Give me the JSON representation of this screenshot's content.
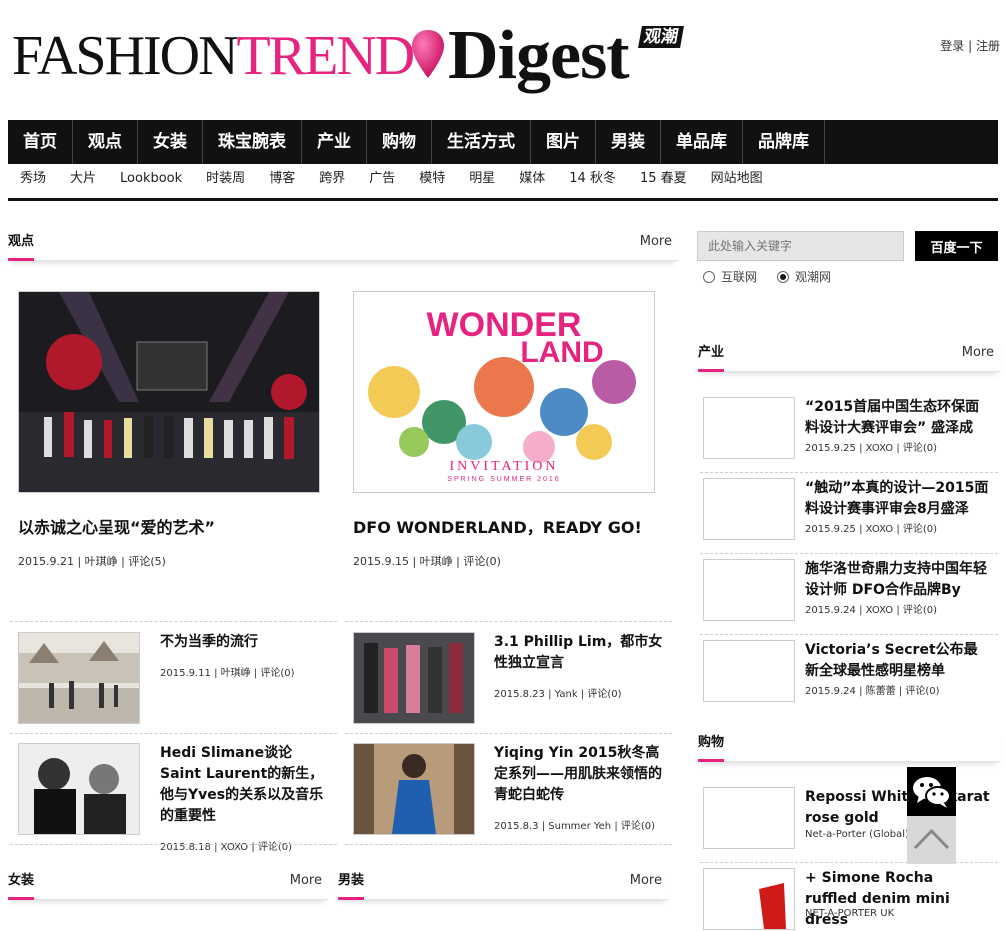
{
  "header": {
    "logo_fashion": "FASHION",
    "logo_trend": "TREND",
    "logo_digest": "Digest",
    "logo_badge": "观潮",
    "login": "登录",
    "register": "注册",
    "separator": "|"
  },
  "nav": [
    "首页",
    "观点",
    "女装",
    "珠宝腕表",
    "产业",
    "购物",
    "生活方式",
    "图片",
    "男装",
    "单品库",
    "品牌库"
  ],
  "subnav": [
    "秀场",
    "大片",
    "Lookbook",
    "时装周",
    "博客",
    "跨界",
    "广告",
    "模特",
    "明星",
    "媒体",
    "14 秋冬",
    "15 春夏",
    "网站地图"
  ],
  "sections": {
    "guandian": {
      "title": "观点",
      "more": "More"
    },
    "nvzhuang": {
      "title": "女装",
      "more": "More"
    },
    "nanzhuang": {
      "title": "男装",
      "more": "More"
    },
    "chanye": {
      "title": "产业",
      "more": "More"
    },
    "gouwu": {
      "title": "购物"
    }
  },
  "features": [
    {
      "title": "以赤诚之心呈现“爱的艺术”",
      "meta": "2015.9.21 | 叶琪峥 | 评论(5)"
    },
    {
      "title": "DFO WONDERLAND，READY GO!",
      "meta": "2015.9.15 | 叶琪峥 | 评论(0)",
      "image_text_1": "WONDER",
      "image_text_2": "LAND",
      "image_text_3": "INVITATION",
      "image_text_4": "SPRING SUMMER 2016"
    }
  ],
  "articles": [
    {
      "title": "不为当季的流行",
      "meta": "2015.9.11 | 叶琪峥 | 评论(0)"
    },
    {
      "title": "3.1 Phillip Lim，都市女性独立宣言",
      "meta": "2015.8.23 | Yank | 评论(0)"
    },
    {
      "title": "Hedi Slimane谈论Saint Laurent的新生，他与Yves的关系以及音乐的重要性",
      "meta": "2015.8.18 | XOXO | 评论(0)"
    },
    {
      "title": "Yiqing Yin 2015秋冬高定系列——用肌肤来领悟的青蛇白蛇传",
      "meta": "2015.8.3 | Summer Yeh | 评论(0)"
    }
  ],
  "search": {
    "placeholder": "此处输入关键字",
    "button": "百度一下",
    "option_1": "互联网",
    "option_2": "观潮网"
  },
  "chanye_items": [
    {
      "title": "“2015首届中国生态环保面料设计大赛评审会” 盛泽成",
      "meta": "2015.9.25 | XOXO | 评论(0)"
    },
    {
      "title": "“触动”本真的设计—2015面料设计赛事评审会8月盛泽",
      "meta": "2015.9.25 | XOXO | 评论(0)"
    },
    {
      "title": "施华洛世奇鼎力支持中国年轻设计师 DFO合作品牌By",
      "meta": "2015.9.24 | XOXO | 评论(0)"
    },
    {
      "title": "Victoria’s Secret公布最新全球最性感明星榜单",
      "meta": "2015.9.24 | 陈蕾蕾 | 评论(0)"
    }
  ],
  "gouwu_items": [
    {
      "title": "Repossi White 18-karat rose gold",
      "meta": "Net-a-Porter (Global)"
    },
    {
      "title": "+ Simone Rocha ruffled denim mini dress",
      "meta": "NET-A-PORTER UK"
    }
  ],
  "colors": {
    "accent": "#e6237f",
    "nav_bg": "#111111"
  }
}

--

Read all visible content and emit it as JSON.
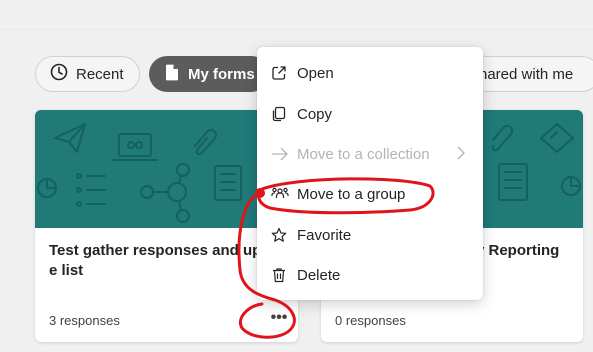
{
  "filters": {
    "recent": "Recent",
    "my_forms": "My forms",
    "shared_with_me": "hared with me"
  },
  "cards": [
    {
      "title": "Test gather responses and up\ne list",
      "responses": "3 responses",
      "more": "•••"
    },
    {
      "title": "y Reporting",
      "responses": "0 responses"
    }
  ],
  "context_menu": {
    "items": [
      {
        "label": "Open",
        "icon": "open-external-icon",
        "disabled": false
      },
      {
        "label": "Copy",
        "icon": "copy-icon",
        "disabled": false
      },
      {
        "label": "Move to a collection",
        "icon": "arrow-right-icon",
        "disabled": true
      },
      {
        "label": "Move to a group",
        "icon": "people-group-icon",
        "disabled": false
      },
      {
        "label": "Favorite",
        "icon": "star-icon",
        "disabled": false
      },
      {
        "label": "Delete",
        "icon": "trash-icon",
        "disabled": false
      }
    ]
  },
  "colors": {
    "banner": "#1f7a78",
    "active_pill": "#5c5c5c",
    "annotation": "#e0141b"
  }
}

To do: Find each line holding the string "label" and copy it out.

Correct output:
        "label": "Open",
        "label": "Copy",
        "label": "Move to a collection",
        "label": "Move to a group",
        "label": "Favorite",
        "label": "Delete",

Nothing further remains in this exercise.